Collection entries

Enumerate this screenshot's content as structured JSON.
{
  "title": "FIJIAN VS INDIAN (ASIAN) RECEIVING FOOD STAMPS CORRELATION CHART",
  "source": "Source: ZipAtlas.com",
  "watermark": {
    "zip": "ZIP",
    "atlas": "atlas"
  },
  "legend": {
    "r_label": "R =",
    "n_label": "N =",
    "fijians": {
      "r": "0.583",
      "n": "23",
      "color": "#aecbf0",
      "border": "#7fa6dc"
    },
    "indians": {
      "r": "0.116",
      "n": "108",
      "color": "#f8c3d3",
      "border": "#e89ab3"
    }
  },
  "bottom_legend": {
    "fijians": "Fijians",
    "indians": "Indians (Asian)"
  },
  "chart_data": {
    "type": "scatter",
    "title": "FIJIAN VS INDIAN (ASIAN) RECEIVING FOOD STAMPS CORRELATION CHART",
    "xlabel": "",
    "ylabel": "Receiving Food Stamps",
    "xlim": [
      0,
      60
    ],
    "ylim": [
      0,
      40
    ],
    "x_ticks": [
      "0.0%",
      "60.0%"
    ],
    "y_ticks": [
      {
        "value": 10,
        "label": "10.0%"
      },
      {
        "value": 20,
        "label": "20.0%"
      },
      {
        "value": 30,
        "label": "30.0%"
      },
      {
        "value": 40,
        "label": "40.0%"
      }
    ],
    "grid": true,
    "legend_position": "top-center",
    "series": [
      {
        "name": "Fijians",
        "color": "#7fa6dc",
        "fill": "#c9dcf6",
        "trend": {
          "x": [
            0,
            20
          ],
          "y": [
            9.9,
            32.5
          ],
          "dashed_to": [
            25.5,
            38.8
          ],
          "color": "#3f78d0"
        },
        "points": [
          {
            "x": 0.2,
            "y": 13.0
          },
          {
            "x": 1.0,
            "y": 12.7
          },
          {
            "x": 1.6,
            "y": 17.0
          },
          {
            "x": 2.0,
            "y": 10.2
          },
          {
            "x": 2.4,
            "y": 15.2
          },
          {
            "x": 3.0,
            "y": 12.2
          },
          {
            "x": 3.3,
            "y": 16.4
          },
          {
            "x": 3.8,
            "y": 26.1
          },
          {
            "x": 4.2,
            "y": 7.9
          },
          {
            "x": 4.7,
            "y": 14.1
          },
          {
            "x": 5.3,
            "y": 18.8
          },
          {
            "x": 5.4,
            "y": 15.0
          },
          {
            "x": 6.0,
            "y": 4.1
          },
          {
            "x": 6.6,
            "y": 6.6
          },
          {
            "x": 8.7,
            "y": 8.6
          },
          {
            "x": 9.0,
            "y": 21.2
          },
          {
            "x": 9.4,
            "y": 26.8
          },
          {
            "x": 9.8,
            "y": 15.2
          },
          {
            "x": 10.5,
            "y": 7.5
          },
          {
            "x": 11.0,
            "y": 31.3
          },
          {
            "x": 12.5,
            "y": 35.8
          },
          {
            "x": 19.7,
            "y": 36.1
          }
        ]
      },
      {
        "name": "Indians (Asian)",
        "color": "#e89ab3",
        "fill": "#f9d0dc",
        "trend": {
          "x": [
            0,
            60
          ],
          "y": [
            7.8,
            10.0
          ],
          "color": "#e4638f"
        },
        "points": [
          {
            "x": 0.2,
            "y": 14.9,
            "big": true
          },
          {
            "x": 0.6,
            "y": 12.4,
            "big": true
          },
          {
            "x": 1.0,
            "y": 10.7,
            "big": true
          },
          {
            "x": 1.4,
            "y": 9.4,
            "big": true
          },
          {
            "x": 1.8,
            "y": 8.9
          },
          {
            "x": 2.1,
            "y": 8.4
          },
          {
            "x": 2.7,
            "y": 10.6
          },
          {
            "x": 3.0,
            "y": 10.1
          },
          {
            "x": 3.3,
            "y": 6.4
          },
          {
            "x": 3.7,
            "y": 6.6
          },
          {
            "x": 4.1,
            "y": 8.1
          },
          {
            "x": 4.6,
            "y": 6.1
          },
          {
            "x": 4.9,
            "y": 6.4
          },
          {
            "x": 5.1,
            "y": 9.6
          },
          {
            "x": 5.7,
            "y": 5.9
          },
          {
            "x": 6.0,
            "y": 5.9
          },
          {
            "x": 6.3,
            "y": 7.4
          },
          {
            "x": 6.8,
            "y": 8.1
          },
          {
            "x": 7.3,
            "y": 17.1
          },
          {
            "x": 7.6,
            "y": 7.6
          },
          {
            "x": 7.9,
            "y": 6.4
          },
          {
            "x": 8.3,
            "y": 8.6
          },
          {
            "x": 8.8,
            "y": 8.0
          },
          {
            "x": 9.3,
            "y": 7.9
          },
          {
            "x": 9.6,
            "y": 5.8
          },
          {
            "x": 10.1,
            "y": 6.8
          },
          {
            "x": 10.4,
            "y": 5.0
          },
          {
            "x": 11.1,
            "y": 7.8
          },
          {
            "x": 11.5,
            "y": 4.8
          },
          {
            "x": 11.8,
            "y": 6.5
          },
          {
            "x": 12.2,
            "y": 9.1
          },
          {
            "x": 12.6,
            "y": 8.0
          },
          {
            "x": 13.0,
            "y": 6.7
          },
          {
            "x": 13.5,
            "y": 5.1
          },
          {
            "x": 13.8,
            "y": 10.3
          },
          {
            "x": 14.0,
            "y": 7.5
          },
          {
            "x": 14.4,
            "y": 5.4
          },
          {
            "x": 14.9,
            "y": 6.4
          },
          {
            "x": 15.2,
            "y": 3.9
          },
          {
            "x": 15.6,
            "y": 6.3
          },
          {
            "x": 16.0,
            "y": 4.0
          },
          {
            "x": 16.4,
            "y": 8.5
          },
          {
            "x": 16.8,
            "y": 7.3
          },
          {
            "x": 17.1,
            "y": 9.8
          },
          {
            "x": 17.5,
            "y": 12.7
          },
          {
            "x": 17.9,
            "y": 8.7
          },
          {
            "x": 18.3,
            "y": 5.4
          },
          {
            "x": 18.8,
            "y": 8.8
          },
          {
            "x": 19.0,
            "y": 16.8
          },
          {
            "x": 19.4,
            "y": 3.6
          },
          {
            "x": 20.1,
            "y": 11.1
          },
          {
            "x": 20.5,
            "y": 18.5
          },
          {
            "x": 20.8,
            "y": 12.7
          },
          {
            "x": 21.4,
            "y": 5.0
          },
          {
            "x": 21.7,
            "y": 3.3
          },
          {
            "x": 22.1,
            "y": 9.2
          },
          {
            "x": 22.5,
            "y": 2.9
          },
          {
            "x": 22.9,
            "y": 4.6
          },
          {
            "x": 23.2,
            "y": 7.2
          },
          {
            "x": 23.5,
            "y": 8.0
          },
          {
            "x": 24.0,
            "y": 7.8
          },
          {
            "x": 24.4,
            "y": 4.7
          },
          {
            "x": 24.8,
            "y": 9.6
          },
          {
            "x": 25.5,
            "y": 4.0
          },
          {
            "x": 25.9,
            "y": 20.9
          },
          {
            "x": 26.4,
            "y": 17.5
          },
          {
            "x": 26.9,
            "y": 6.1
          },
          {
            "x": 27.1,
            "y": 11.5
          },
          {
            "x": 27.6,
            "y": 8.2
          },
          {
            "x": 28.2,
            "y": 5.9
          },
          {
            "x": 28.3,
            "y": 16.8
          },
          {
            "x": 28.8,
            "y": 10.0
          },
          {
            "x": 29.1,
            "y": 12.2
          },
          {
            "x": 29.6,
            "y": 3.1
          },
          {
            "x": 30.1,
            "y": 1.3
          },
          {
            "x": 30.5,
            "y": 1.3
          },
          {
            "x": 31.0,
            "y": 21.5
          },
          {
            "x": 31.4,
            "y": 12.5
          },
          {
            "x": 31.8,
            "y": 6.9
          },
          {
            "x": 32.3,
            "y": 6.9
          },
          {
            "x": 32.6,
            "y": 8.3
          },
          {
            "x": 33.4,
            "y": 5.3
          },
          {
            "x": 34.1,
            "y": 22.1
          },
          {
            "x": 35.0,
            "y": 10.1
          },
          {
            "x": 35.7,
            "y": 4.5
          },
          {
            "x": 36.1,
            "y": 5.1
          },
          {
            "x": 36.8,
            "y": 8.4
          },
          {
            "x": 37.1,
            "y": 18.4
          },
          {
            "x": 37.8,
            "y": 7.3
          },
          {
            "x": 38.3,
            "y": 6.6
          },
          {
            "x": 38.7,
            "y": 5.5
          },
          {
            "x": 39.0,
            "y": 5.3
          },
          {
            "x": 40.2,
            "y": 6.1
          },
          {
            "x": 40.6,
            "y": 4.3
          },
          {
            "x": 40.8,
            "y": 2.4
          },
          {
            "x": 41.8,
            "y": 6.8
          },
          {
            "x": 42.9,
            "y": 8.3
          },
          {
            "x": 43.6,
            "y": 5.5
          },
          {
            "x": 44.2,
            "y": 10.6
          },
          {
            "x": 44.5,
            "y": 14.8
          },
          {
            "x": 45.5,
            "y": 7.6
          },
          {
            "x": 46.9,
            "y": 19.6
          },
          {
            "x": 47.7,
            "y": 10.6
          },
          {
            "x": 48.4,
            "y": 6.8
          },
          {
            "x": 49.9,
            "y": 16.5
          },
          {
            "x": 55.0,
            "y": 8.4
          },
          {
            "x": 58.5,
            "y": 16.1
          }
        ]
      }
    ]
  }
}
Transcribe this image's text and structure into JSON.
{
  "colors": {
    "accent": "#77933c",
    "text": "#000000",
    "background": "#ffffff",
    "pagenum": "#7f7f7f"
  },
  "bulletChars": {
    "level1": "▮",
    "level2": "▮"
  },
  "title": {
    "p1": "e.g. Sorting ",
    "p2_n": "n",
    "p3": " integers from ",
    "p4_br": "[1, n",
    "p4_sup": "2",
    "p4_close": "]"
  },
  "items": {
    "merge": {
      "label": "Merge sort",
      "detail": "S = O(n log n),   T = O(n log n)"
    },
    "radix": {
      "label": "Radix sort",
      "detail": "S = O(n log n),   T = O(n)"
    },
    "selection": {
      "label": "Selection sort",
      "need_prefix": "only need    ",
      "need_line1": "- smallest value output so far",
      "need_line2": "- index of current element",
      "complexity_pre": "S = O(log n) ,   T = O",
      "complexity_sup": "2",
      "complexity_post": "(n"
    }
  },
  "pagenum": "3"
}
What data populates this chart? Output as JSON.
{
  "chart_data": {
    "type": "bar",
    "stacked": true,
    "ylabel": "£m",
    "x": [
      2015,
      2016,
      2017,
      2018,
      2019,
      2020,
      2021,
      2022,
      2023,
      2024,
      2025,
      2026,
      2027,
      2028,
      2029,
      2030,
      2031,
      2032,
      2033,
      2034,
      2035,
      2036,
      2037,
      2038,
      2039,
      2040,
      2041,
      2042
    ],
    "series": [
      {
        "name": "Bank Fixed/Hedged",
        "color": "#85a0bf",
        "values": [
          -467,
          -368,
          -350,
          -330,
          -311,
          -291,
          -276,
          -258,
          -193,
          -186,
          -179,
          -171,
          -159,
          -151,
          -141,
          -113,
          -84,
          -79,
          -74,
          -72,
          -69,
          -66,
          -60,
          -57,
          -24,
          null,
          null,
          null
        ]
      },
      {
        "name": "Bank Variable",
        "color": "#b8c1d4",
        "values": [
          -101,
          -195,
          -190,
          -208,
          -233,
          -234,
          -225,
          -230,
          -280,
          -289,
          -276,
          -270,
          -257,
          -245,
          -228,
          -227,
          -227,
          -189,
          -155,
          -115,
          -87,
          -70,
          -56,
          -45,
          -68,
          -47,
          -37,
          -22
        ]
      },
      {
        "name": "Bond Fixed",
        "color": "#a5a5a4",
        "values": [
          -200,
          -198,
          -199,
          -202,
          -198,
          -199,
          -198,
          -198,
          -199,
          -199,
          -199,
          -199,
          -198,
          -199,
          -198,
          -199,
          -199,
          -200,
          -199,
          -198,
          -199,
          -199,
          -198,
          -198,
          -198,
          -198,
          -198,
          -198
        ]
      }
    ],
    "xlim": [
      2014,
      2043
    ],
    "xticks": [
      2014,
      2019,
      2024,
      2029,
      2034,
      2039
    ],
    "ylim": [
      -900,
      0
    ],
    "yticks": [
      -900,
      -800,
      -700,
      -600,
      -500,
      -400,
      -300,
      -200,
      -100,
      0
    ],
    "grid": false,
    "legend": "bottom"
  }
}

» **Problem details**:
The lines above form a set of records; determine how many of them contain the string "text" and give that number alone.

» **Expected answer**:
2